** Work to complete **
Note how many lines in the entries contain the string "this", then give that number and nothing else.

════

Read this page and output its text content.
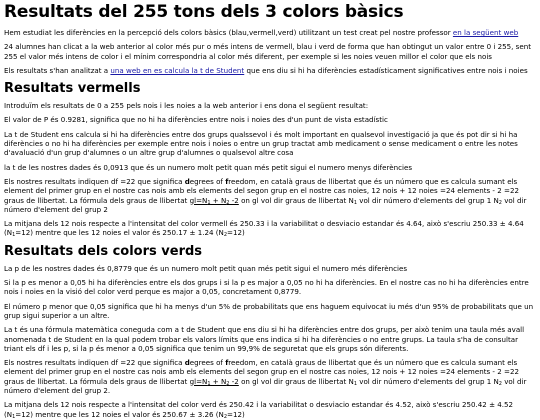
Resultats del 255 tons dels 3 colors bàsics

Hem estudiat les diferències en la percepció dels colors bàsics (blau,vermell,verd) utilitzant un test creat pel nostre professor en la següent web

24 alumnes han clicat a la web anterior al color més pur o més intens de vermell, blau i verd de forma que han obtingut un valor entre 0 i 255, sent 255 el valor més intens de color i el mínim correspondria al color més diferent, per exemple si les noies veuen millor el color que els nois

Els resultats s'han analitzat a una web en es calcula la t de Student que ens diu si hi ha diferències estadísticament significatives entre nois i noies

Resultats vermells

Introduïm els resultats de 0 a 255 pels nois i les noies a la web anterior i ens dona el següent resultat:

El valor de P és 0.9281, significa que no hi ha diferències entre nois i noies des d'un punt de vista estadístic

La t de Student ens calcula si hi ha diferències entre dos grups qualssevol i és molt important en qualsevol investigació ja que és pot dir si hi ha diferències o no hi ha diferències per exemple entre nois i noies o entre un grup tractat amb medicament o sense medicament o entre les notes d'avaluació d'un grup d'alumnes o un altre grup d'alumnes o qualsevol altre cosa

la t de les nostres dades és 0,0913 que és un numero molt petit quan més petit sigui el numero menys diferències

Els nostres resultats indiquen df =22 que significa degrees of freedom, en català graus de llibertat que és un número que es calcula sumant els element del primer grup en el nostre cas nois amb els elements del segon grup en el nostre cas noies, 12 nois + 12 noies =24 elements - 2 =22 graus de llibertat. La fórmula dels graus de llibertat $gl=N_1 + N_2$ -2 on gl vol dir graus de llibertat $N_1$ vol dir número d'elements del grup 1 $N_2$ vol dir número d'element del grup 2

La mitjana dels 12 nois respecte a l'intensitat del color vermell és 250.33 i la variabilitat o desviacio estandar és 4.64, això s'escriu 250.33 ± 4.64 $(N_1=12)$ mentre que les 12 noies el valor és 250.17 ± 1.24 $(N_2=12)$

Resultats dels colors verds

La p de les nostres dades és 0,8779 que és un numero molt petit quan més petit sigui el numero més diferències

Si la p es menor a 0,05 hi ha diferències entre els dos grups i si la p es major a 0,05 no hi ha diferències. En el nostre cas no hi ha diferències entre nois i noies en la visió del color verd perque es major a 0,05, concretament 0,8779.

El número p menor que 0,05 significa que hi ha menys d'un 5% de probabilitats que ens haguem equivocat iu més d'un 95% de probabilitats que un grup sigui superior a un altre.

La t és una fórmula matemàtica coneguda com a t de Student que ens diu si hi ha diferències entre dos grups, per això tenim una taula més avall anomenada t de Student en la qual podem trobar els valors límits que ens indica si hi ha diferències o no entre grups. La taula s'ha de consultar triant els df i les p, si la p és menor a 0,05 significa que tenim un 99,9% de seguretat que els grups són diferents.

Els nostres resultats indiquen df =22 que significa degrees of freedom, en català graus de llibertat que és un número que es calcula sumant els element del primer grup en el nostre cas nois amb els elements del segon grup en el nostre cas noies, 12 nois + 12 noies =24 elements - 2 =22 graus de llibertat. La fórmula dels graus de llibertat $gl=N_1 + N_2$ -2 on gl vol dir graus de llibertat $N_1$ vol dir número d'elements del grup 1 $N_2$ vol dir número d'element del grup 2.

La mitjana dels 12 nois respecte a l'intensitat del color verd és 250.42 i la variabilitat o desviacio estandar és 4.52, això s'escriu 250.42 ± 4.52 $(N_1=12)$ mentre que les 12 noies el valor és 250.67 ± 3.26 $(N_2=12)$
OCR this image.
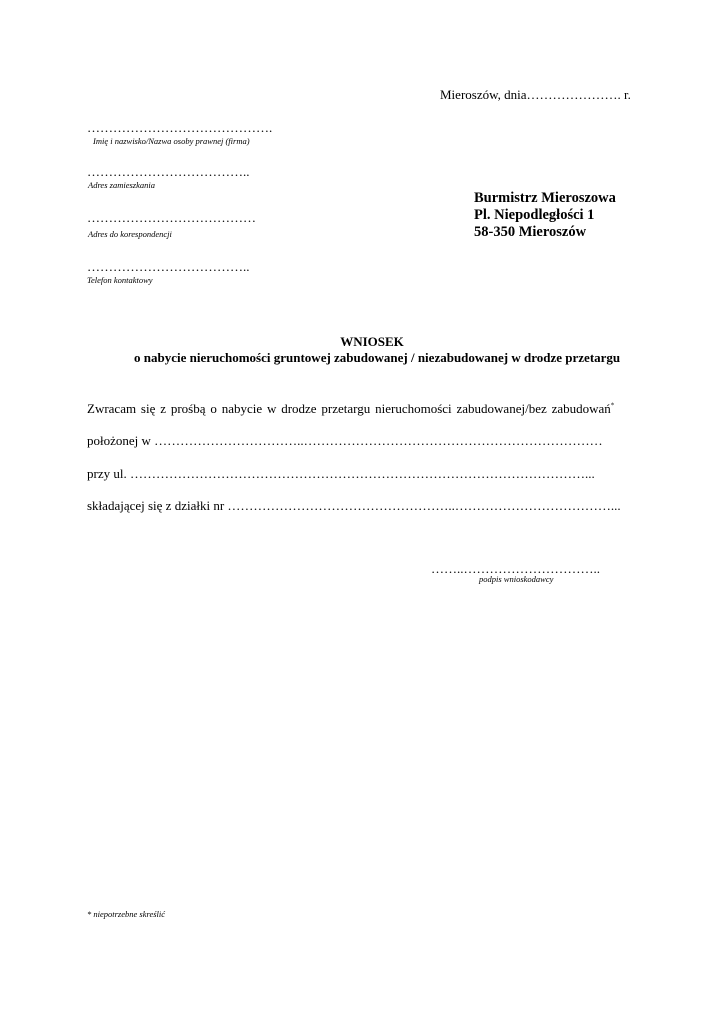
Mieroszów, dnia…………………. r.
…………………………………….
Imię i nazwisko/Nazwa osoby prawnej (firma)
………………………………..
Adres zamieszkania
…………………………………
Adres do korespondencji
………………………………..
Telefon kontaktowy
Burmistrz Mieroszowa
Pl. Niepodległości 1
58-350 Mieroszów
WNIOSEK
o nabycie nieruchomości gruntowej zabudowanej / niezabudowanej w drodze przetargu
Zwracam się z prośbą o nabycie w drodze przetargu nieruchomości zabudowanej/bez zabudowań*
położonej w ……………………………..……………………………………………………………
przy ul. ……………………………………………………………………………………………...
składającej się z działki nr ……………………………………………..………………………………...
……..…………………………..
podpis wnioskodawcy
* niepotrzebne skreślić
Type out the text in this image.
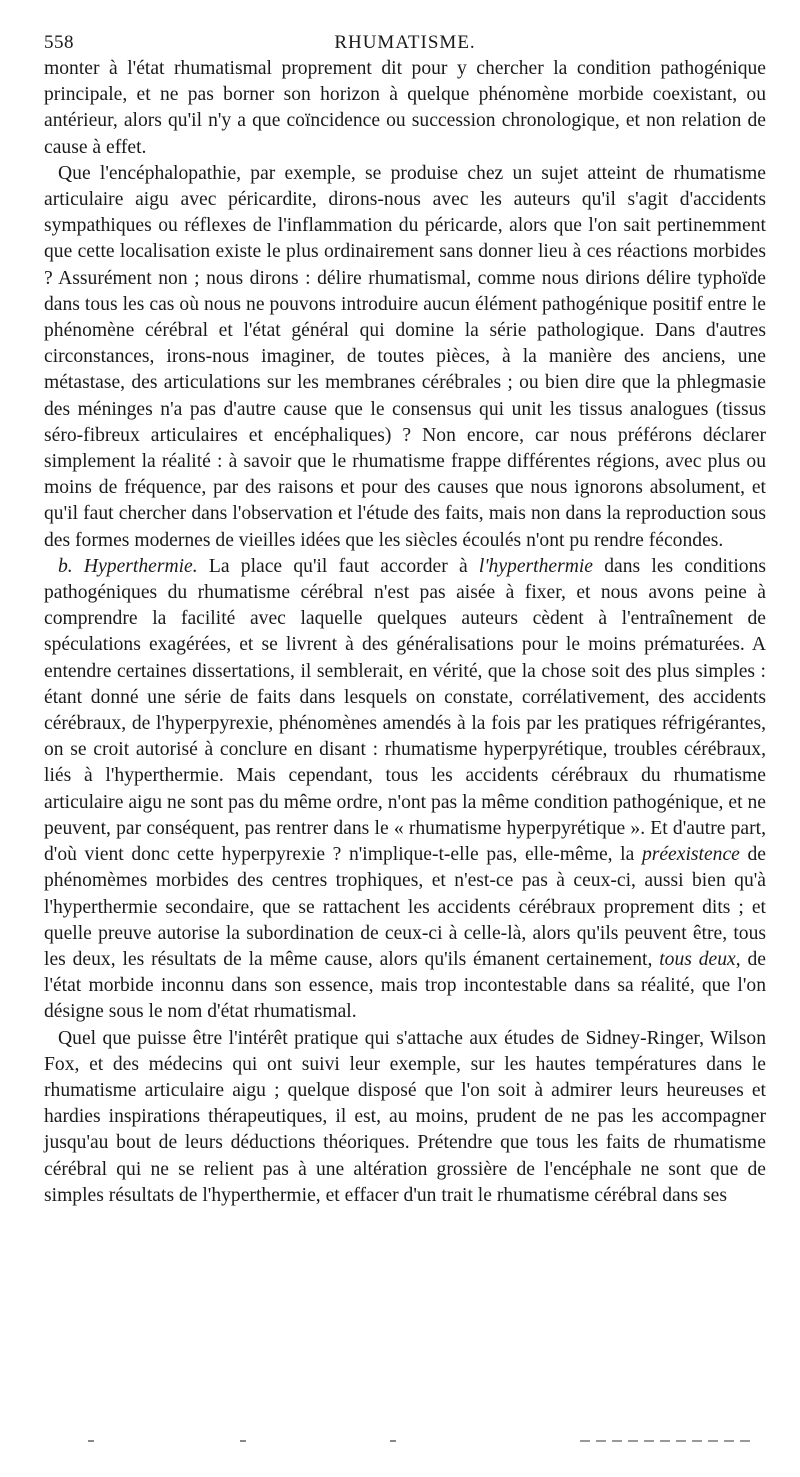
558	RHUMATISME.

monter à l'état rhumatismal proprement dit pour y chercher la condition pathogénique principale, et ne pas borner son horizon à quelque phénomène morbide coexistant, ou antérieur, alors qu'il n'y a que coïncidence ou succession chronologique, et non relation de cause à effet.

Que l'encéphalopathie, par exemple, se produise chez un sujet atteint de rhumatisme articulaire aigu avec péricardite, dirons-nous avec les auteurs qu'il s'agit d'accidents sympathiques ou réflexes de l'inflammation du péricarde, alors que l'on sait pertinemment que cette localisation existe le plus ordinairement sans donner lieu à ces réactions morbides ? Assurément non ; nous dirons : délire rhumatismal, comme nous dirions délire typhoïde dans tous les cas où nous ne pouvons introduire aucun élément pathogénique positif entre le phénomène cérébral et l'état général qui domine la série pathologique. Dans d'autres circonstances, irons-nous imaginer, de toutes pièces, à la manière des anciens, une métastase, des articulations sur les membranes cérébrales ; ou bien dire que la phlegmasie des méninges n'a pas d'autre cause que le consensus qui unit les tissus analogues (tissus séro-fibreux articulaires et encéphaliques) ? Non encore, car nous préférons déclarer simplement la réalité : à savoir que le rhumatisme frappe différentes régions, avec plus ou moins de fréquence, par des raisons et pour des causes que nous ignorons absolument, et qu'il faut chercher dans l'observation et l'étude des faits, mais non dans la reproduction sous des formes modernes de vieilles idées que les siècles écoulés n'ont pu rendre fécondes.

b. Hyperthermie. La place qu'il faut accorder à l'hyperthermie dans les conditions pathogéniques du rhumatisme cérébral n'est pas aisée à fixer, et nous avons peine à comprendre la facilité avec laquelle quelques auteurs cèdent à l'entraînement de spéculations exagérées, et se livrent à des généralisations pour le moins prématurées. A entendre certaines dissertations, il semblerait, en vérité, que la chose soit des plus simples : étant donné une série de faits dans lesquels on constate, corrélativement, des accidents cérébraux, de l'hyperpyrexie, phénomènes amendés à la fois par les pratiques réfrigérantes, on se croit autorisé à conclure en disant : rhumatisme hyperpyrétique, troubles cérébraux, liés à l'hyperthermie. Mais cependant, tous les accidents cérébraux du rhumatisme articulaire aigu ne sont pas du même ordre, n'ont pas la même condition pathogénique, et ne peuvent, par conséquent, pas rentrer dans le « rhumatisme hyperpyrétique ». Et d'autre part, d'où vient donc cette hyperpyrexie ? n'implique-t-elle pas, elle-même, la préexistence de phénomèmes morbides des centres trophiques, et n'est-ce pas à ceux-ci, aussi bien qu'à l'hyperthermie secondaire, que se rattachent les accidents cérébraux proprement dits ; et quelle preuve autorise la subordination de ceux-ci à celle-là, alors qu'ils peuvent être, tous les deux, les résultats de la même cause, alors qu'ils émanent certainement, tous deux, de l'état morbide inconnu dans son essence, mais trop incontestable dans sa réalité, que l'on désigne sous le nom d'état rhumatismal.

Quel que puisse être l'intérêt pratique qui s'attache aux études de Sidney-Ringer, Wilson Fox, et des médecins qui ont suivi leur exemple, sur les hautes températures dans le rhumatisme articulaire aigu ; quelque disposé que l'on soit à admirer leurs heureuses et hardies inspirations thérapeutiques, il est, au moins, prudent de ne pas les accompagner jusqu'au bout de leurs déductions théoriques. Prétendre que tous les faits de rhumatisme cérébral qui ne se relient pas à une altération grossière de l'encéphale ne sont que de simples résultats de l'hyperthermie, et effacer d'un trait le rhumatisme cérébral dans ses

════

** Answer for the task **
3